Retype each record shown below, leaving every character as it is.

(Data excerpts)
— Begin —

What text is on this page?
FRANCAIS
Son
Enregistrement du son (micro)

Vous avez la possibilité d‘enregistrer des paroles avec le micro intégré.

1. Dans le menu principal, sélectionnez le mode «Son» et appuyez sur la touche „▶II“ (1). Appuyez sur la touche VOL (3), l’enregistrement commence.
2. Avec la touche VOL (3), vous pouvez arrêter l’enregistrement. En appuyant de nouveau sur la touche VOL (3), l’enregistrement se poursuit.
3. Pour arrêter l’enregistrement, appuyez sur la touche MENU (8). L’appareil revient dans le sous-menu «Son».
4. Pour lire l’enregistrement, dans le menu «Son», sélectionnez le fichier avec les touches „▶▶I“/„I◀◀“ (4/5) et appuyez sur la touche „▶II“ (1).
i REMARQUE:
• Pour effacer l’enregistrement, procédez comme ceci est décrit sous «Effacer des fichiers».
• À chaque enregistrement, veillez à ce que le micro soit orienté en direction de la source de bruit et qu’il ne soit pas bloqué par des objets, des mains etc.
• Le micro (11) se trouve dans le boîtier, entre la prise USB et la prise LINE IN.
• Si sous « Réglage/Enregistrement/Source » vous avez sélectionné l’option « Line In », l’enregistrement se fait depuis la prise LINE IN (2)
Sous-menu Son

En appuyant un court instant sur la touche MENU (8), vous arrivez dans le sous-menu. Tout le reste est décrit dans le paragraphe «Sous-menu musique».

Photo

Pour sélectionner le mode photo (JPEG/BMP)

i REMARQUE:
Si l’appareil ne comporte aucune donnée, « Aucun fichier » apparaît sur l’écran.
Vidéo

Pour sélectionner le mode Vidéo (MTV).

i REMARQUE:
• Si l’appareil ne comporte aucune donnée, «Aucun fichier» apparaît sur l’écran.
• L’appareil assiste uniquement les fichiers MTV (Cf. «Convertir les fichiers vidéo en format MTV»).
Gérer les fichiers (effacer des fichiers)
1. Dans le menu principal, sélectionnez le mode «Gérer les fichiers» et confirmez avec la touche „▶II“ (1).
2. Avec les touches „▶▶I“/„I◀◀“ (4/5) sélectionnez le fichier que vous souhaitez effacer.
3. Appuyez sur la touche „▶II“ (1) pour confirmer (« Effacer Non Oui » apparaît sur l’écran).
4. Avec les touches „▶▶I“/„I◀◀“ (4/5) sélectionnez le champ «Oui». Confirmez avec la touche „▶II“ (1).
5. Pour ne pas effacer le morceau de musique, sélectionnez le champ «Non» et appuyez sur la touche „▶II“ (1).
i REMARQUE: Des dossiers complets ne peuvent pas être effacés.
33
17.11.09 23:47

— End —

Right answer:
What text is on this page?
FRANCAIS
Son
Enregistrement du son (micro)

Vous avez la possibilité d‘enregistrer des paroles avec le micro intégré.

1. Dans le menu principal, sélectionnez le mode «Son» et appuyez sur la touche „▶II“ (1). Appuyez sur la touche VOL (3), l’enregistrement commence.
2. Avec la touche VOL (3), vous pouvez arrêter l’enregistrement. En appuyant de nouveau sur la touche VOL (3), l’enregistrement se poursuit.
3. Pour arrêter l’enregistrement, appuyez sur la touche MENU (8). L’appareil revient dans le sous-menu «Son».
4. Pour lire l’enregistrement, dans le menu «Son», sélectionnez le fichier avec les touches „▶▶I“/„I◀◀“ (4/5) et appuyez sur la touche „▶II“ (1).
i REMARQUE:
• Pour effacer l’enregistrement, procédez comme ceci est décrit sous «Effacer des fichiers».
• À chaque enregistrement, veillez à ce que le micro soit orienté en direction de la source de bruit et qu’il ne soit pas bloqué par des objets, des mains etc.
• Le micro (11) se trouve dans le boîtier, entre la prise USB et la prise LINE IN.
• Si sous « Réglage/Enregistrement/Source » vous avez sélectionné l’option « Line In », l’enregistrement se fait depuis la prise LINE IN (2)
Sous-menu Son

En appuyant un court instant sur la touche MENU (8), vous arrivez dans le sous-menu. Tout le reste est décrit dans le paragraphe «Sous-menu musique».

Photo

Pour sélectionner le mode photo (JPEG/BMP)

i REMARQUE:
Si l’appareil ne comporte aucune donnée, « Aucun fichier » apparaît sur l’écran.
Vidéo

Pour sélectionner le mode Vidéo (MTV).

i REMARQUE:
• Si l’appareil ne comporte aucune donnée, «Aucun fichier» apparaît sur l’écran.
• L’appareil assiste uniquement les fichiers MTV (Cf. «Convertir les fichiers vidéo en format MTV»).
Gérer les fichiers (effacer des fichiers)
1. Dans le menu principal, sélectionnez le mode «Gérer les fichiers» et confirmez avec la touche „▶II“ (1).
2. Avec les touches „▶▶I“/„I◀◀“ (4/5) sélectionnez le fichier que vous souhaitez effacer.
3. Appuyez sur la touche „▶II“ (1) pour confirmer (« Effacer Non Oui » apparaît sur l’écran).
4. Avec les touches „▶▶I“/„I◀◀“ (4/5) sélectionnez le champ «Oui». Confirmez avec la touche „▶II“ (1).
5. Pour ne pas effacer le morceau de musique, sélectionnez le champ «Non» et appuyez sur la touche „▶II“ (1).
i REMARQUE: Des dossiers complets ne peuvent pas être effacés.
33
17.11.09 23:47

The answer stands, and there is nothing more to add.